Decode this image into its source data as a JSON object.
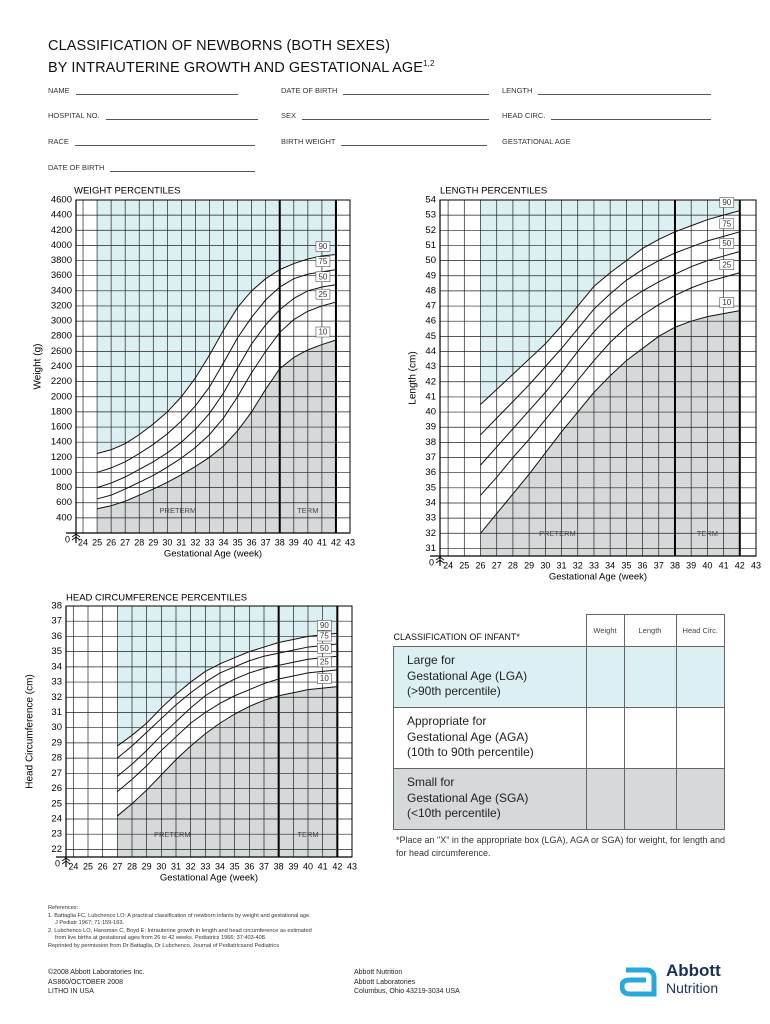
{
  "header": {
    "title_line1": "CLASSIFICATION OF NEWBORNS (BOTH SEXES)",
    "title_line2": "BY INTRAUTERINE GROWTH AND GESTATIONAL AGE",
    "superscript": "1,2"
  },
  "form_fields": [
    "NAME",
    "DATE OF BIRTH",
    "LENGTH",
    "HOSPITAL NO.",
    "SEX",
    "HEAD CIRC.",
    "RACE",
    "BIRTH WEIGHT",
    "GESTATIONAL AGE",
    "DATE OF BIRTH"
  ],
  "chart_data": [
    {
      "type": "line",
      "title": "WEIGHT PERCENTILES",
      "x_label": "Gestational Age (week)",
      "y_label": "Weight (g)",
      "x": [
        25,
        26,
        27,
        28,
        29,
        30,
        31,
        32,
        33,
        34,
        35,
        36,
        37,
        38,
        39,
        40,
        41,
        42
      ],
      "series": [
        {
          "name": "90",
          "color": "#111111",
          "values": [
            1250,
            1300,
            1380,
            1500,
            1640,
            1800,
            2000,
            2250,
            2550,
            2880,
            3180,
            3400,
            3560,
            3680,
            3760,
            3820,
            3860,
            3880
          ]
        },
        {
          "name": "75",
          "color": "#111111",
          "values": [
            1000,
            1060,
            1140,
            1250,
            1370,
            1510,
            1680,
            1880,
            2130,
            2450,
            2780,
            3050,
            3280,
            3450,
            3560,
            3620,
            3650,
            3680
          ]
        },
        {
          "name": "50",
          "color": "#111111",
          "values": [
            800,
            860,
            940,
            1040,
            1140,
            1260,
            1400,
            1570,
            1780,
            2050,
            2380,
            2700,
            2950,
            3150,
            3300,
            3400,
            3450,
            3480
          ]
        },
        {
          "name": "25",
          "color": "#111111",
          "values": [
            650,
            700,
            780,
            870,
            960,
            1070,
            1190,
            1330,
            1500,
            1720,
            2000,
            2320,
            2600,
            2850,
            3020,
            3130,
            3200,
            3250
          ]
        },
        {
          "name": "10",
          "color": "#111111",
          "values": [
            520,
            560,
            620,
            700,
            780,
            870,
            970,
            1080,
            1200,
            1350,
            1550,
            1800,
            2100,
            2370,
            2520,
            2620,
            2690,
            2750
          ]
        }
      ],
      "xlim": [
        23.5,
        43
      ],
      "xticks": [
        24,
        25,
        26,
        27,
        28,
        29,
        30,
        31,
        32,
        33,
        34,
        35,
        36,
        37,
        38,
        39,
        40,
        41,
        42,
        43
      ],
      "ylim": [
        200,
        4600
      ],
      "yticks": [
        400,
        600,
        800,
        1000,
        1200,
        1400,
        1600,
        1800,
        2000,
        2200,
        2400,
        2600,
        2800,
        3000,
        3200,
        3400,
        3600,
        3800,
        4000,
        4200,
        4400,
        4600
      ],
      "y_break_label": "0",
      "grid": true,
      "preterm_label": "PRETERM",
      "term_label": "TERM",
      "term_range": [
        38,
        42
      ],
      "shade_above_color": "#dcf0f4",
      "shade_below_color": "#d6d9da"
    },
    {
      "type": "line",
      "title": "LENGTH PERCENTILES",
      "x_label": "Gestational Age (week)",
      "y_label": "Length (cm)",
      "x": [
        26,
        27,
        28,
        29,
        30,
        31,
        32,
        33,
        34,
        35,
        36,
        37,
        38,
        39,
        40,
        41,
        42
      ],
      "series": [
        {
          "name": "90",
          "color": "#111111",
          "values": [
            40.5,
            41.5,
            42.5,
            43.5,
            44.5,
            45.7,
            47,
            48.3,
            49.2,
            50,
            50.8,
            51.4,
            51.9,
            52.3,
            52.7,
            53,
            53.3
          ]
        },
        {
          "name": "75",
          "color": "#111111",
          "values": [
            38.5,
            39.6,
            40.7,
            41.8,
            43,
            44.2,
            45.5,
            46.8,
            47.8,
            48.7,
            49.4,
            50,
            50.5,
            50.9,
            51.3,
            51.6,
            51.9
          ]
        },
        {
          "name": "50",
          "color": "#111111",
          "values": [
            36.5,
            37.7,
            38.9,
            40.1,
            41.3,
            42.6,
            44,
            45.3,
            46.4,
            47.3,
            48,
            48.6,
            49.1,
            49.6,
            50,
            50.3,
            50.6
          ]
        },
        {
          "name": "25",
          "color": "#111111",
          "values": [
            34.5,
            35.7,
            37,
            38.2,
            39.5,
            40.8,
            42.1,
            43.4,
            44.6,
            45.6,
            46.4,
            47.1,
            47.7,
            48.2,
            48.6,
            48.9,
            49.2
          ]
        },
        {
          "name": "10",
          "color": "#111111",
          "values": [
            32,
            33.3,
            34.6,
            35.9,
            37.3,
            38.7,
            40,
            41.3,
            42.4,
            43.4,
            44.2,
            45,
            45.6,
            46,
            46.3,
            46.5,
            46.7
          ]
        }
      ],
      "xlim": [
        23.5,
        43
      ],
      "xticks": [
        24,
        25,
        26,
        27,
        28,
        29,
        30,
        31,
        32,
        33,
        34,
        35,
        36,
        37,
        38,
        39,
        40,
        41,
        42,
        43
      ],
      "ylim": [
        30.5,
        54
      ],
      "yticks": [
        31,
        32,
        33,
        34,
        35,
        36,
        37,
        38,
        39,
        40,
        41,
        42,
        43,
        44,
        45,
        46,
        47,
        48,
        49,
        50,
        51,
        52,
        53,
        54
      ],
      "y_break_label": "0",
      "grid": true,
      "preterm_label": "PRETERM",
      "term_label": "TERM",
      "term_range": [
        38,
        42
      ],
      "shade_above_color": "#dcf0f4",
      "shade_below_color": "#d6d9da"
    },
    {
      "type": "line",
      "title": "HEAD CIRCUMFERENCE PERCENTILES",
      "x_label": "Gestational Age (week)",
      "y_label": "Head Circumference (cm)",
      "x": [
        27,
        28,
        29,
        30,
        31,
        32,
        33,
        34,
        35,
        36,
        37,
        38,
        39,
        40,
        41,
        42
      ],
      "series": [
        {
          "name": "90",
          "color": "#111111",
          "values": [
            28.8,
            29.5,
            30.3,
            31.3,
            32.2,
            33,
            33.7,
            34.2,
            34.6,
            35,
            35.3,
            35.6,
            35.8,
            36,
            36.1,
            36.2
          ]
        },
        {
          "name": "75",
          "color": "#111111",
          "values": [
            28,
            28.8,
            29.7,
            30.6,
            31.5,
            32.3,
            33,
            33.6,
            34,
            34.4,
            34.7,
            34.9,
            35.1,
            35.3,
            35.4,
            35.5
          ]
        },
        {
          "name": "50",
          "color": "#111111",
          "values": [
            26.8,
            27.6,
            28.5,
            29.5,
            30.4,
            31.3,
            32.1,
            32.7,
            33.2,
            33.6,
            33.9,
            34.1,
            34.3,
            34.5,
            34.6,
            34.7
          ]
        },
        {
          "name": "25",
          "color": "#111111",
          "values": [
            25.8,
            26.6,
            27.5,
            28.5,
            29.4,
            30.3,
            31,
            31.6,
            32.1,
            32.5,
            32.9,
            33.2,
            33.4,
            33.6,
            33.7,
            33.8
          ]
        },
        {
          "name": "10",
          "color": "#111111",
          "values": [
            24.2,
            25,
            25.9,
            26.9,
            27.9,
            28.8,
            29.6,
            30.3,
            30.9,
            31.4,
            31.8,
            32.1,
            32.3,
            32.5,
            32.6,
            32.7
          ]
        }
      ],
      "xlim": [
        23.5,
        43
      ],
      "xticks": [
        24,
        25,
        26,
        27,
        28,
        29,
        30,
        31,
        32,
        33,
        34,
        35,
        36,
        37,
        38,
        39,
        40,
        41,
        42,
        43
      ],
      "ylim": [
        21.5,
        38
      ],
      "yticks": [
        22,
        23,
        24,
        25,
        26,
        27,
        28,
        29,
        30,
        31,
        32,
        33,
        34,
        35,
        36,
        37,
        38
      ],
      "y_break_label": "0",
      "grid": true,
      "preterm_label": "PRETERM",
      "term_label": "TERM",
      "term_range": [
        38,
        42
      ],
      "shade_above_color": "#dcf0f4",
      "shade_below_color": "#d6d9da"
    }
  ],
  "classification": {
    "title": "CLASSIFICATION OF INFANT*",
    "columns": [
      "Weight",
      "Length",
      "Head Circ."
    ],
    "rows": [
      {
        "lines": [
          "Large for",
          "Gestational Age (LGA)",
          "(>90th percentile)"
        ],
        "color": "#dcf0f4"
      },
      {
        "lines": [
          "Appropriate for",
          "Gestational Age (AGA)",
          "(10th to 90th percentile)"
        ],
        "color": "#ffffff"
      },
      {
        "lines": [
          "Small for",
          "Gestational Age (SGA)",
          "(<10th percentile)"
        ],
        "color": "#d6d9da"
      }
    ],
    "note": "*Place an \"X\" in the appropriate box (LGA), AGA or SGA) for weight, for length and for head circumference."
  },
  "references": [
    "References:",
    "1. Battaglia FC, Lubchenco LO: A practical classification of newborn infants by weight and gestational age.",
    "J Pediatr 1967; 71:159-163.",
    "2. Lubchenco LO, Hansman C, Boyd E: Intrauterine growth in length and head circumference as estimated",
    "from live births at gestational ages from 26 to 42 weeks. Pediatrics 1966; 37:403-408.",
    "Reprinted by permission from Dr Battaglia, Dr Lubchenco, Journal of Pediatricsand Pediatrics"
  ],
  "footer": {
    "left": [
      "©2008 Abbott Laboratories Inc.",
      "AS860/OCTOBER 2008",
      "LITHO IN USA"
    ],
    "middle": [
      "Abbott Nutrition",
      "Abbott Laboratories",
      "Columbus, Ohio 43219-3034 USA"
    ],
    "logo_top": "Abbott",
    "logo_bottom": "Nutrition"
  }
}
=====
**Exercise details**
Copy all lines from the material that contain "Laboratories".

**Response**
      "©2008 Abbott Laboratories Inc.",
      "Abbott Laboratories",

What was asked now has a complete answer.